====== PROVIDED RECORDS

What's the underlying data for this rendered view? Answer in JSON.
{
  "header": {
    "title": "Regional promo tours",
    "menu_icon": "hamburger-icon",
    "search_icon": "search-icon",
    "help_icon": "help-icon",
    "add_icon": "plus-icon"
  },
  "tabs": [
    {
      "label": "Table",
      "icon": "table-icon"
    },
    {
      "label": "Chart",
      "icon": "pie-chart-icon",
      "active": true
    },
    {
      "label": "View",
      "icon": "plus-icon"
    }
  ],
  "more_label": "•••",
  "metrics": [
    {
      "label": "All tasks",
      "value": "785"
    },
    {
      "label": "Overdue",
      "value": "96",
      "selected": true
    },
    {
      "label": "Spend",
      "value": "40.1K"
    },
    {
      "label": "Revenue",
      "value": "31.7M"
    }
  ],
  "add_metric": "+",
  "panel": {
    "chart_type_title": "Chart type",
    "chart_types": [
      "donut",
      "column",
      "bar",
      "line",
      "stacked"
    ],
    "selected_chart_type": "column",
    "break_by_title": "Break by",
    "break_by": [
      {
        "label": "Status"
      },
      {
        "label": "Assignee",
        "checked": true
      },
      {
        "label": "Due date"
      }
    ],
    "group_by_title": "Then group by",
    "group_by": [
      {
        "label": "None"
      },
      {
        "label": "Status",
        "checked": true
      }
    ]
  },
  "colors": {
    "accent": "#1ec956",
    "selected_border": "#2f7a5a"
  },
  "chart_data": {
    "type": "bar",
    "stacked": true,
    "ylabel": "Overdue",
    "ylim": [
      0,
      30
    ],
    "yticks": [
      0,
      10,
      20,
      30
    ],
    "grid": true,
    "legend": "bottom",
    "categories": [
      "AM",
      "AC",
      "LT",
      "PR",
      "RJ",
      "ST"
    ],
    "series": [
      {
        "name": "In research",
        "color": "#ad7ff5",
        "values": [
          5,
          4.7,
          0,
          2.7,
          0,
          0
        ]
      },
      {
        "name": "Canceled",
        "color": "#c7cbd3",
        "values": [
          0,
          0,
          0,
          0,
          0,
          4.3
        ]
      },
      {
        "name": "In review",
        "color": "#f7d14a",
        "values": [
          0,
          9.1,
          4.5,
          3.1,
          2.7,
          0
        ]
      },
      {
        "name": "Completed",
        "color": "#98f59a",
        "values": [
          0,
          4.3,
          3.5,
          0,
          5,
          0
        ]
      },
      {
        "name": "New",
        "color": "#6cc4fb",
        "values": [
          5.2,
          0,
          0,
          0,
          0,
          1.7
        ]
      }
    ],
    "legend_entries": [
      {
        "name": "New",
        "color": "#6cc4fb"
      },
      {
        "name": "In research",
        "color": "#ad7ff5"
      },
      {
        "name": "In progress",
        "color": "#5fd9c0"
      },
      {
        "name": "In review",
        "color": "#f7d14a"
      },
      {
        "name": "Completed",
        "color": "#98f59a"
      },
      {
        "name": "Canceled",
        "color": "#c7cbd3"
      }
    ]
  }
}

============

* [EXERCISE DETAILS]: The entries above must be returned exactly.

* [CORRECT ANSWER]:
What's the underlying data for this rendered view? Answer in JSON.
{
  "header": {
    "title": "Regional promo tours",
    "menu_icon": "hamburger-icon",
    "search_icon": "search-icon",
    "help_icon": "help-icon",
    "add_icon": "plus-icon"
  },
  "tabs": [
    {
      "label": "Table",
      "icon": "table-icon"
    },
    {
      "label": "Chart",
      "icon": "pie-chart-icon",
      "active": true
    },
    {
      "label": "View",
      "icon": "plus-icon"
    }
  ],
  "more_label": "•••",
  "metrics": [
    {
      "label": "All tasks",
      "value": "785"
    },
    {
      "label": "Overdue",
      "value": "96",
      "selected": true
    },
    {
      "label": "Spend",
      "value": "40.1K"
    },
    {
      "label": "Revenue",
      "value": "31.7M"
    }
  ],
  "add_metric": "+",
  "panel": {
    "chart_type_title": "Chart type",
    "chart_types": [
      "donut",
      "column",
      "bar",
      "line",
      "stacked"
    ],
    "selected_chart_type": "column",
    "break_by_title": "Break by",
    "break_by": [
      {
        "label": "Status"
      },
      {
        "label": "Assignee",
        "checked": true
      },
      {
        "label": "Due date"
      }
    ],
    "group_by_title": "Then group by",
    "group_by": [
      {
        "label": "None"
      },
      {
        "label": "Status",
        "checked": true
      }
    ]
  },
  "colors": {
    "accent": "#1ec956",
    "selected_border": "#2f7a5a"
  },
  "chart_data": {
    "type": "bar",
    "stacked": true,
    "ylabel": "Overdue",
    "ylim": [
      0,
      30
    ],
    "yticks": [
      0,
      10,
      20,
      30
    ],
    "grid": true,
    "legend": "bottom",
    "categories": [
      "AM",
      "AC",
      "LT",
      "PR",
      "RJ",
      "ST"
    ],
    "series": [
      {
        "name": "In research",
        "color": "#ad7ff5",
        "values": [
          5,
          4.7,
          0,
          2.7,
          0,
          0
        ]
      },
      {
        "name": "Canceled",
        "color": "#c7cbd3",
        "values": [
          0,
          0,
          0,
          0,
          0,
          4.3
        ]
      },
      {
        "name": "In review",
        "color": "#f7d14a",
        "values": [
          0,
          9.1,
          4.5,
          3.1,
          2.7,
          0
        ]
      },
      {
        "name": "Completed",
        "color": "#98f59a",
        "values": [
          0,
          4.3,
          3.5,
          0,
          5,
          0
        ]
      },
      {
        "name": "New",
        "color": "#6cc4fb",
        "values": [
          5.2,
          0,
          0,
          0,
          0,
          1.7
        ]
      }
    ],
    "legend_entries": [
      {
        "name": "New",
        "color": "#6cc4fb"
      },
      {
        "name": "In research",
        "color": "#ad7ff5"
      },
      {
        "name": "In progress",
        "color": "#5fd9c0"
      },
      {
        "name": "In review",
        "color": "#f7d14a"
      },
      {
        "name": "Completed",
        "color": "#98f59a"
      },
      {
        "name": "Canceled",
        "color": "#c7cbd3"
      }
    ]
  }
}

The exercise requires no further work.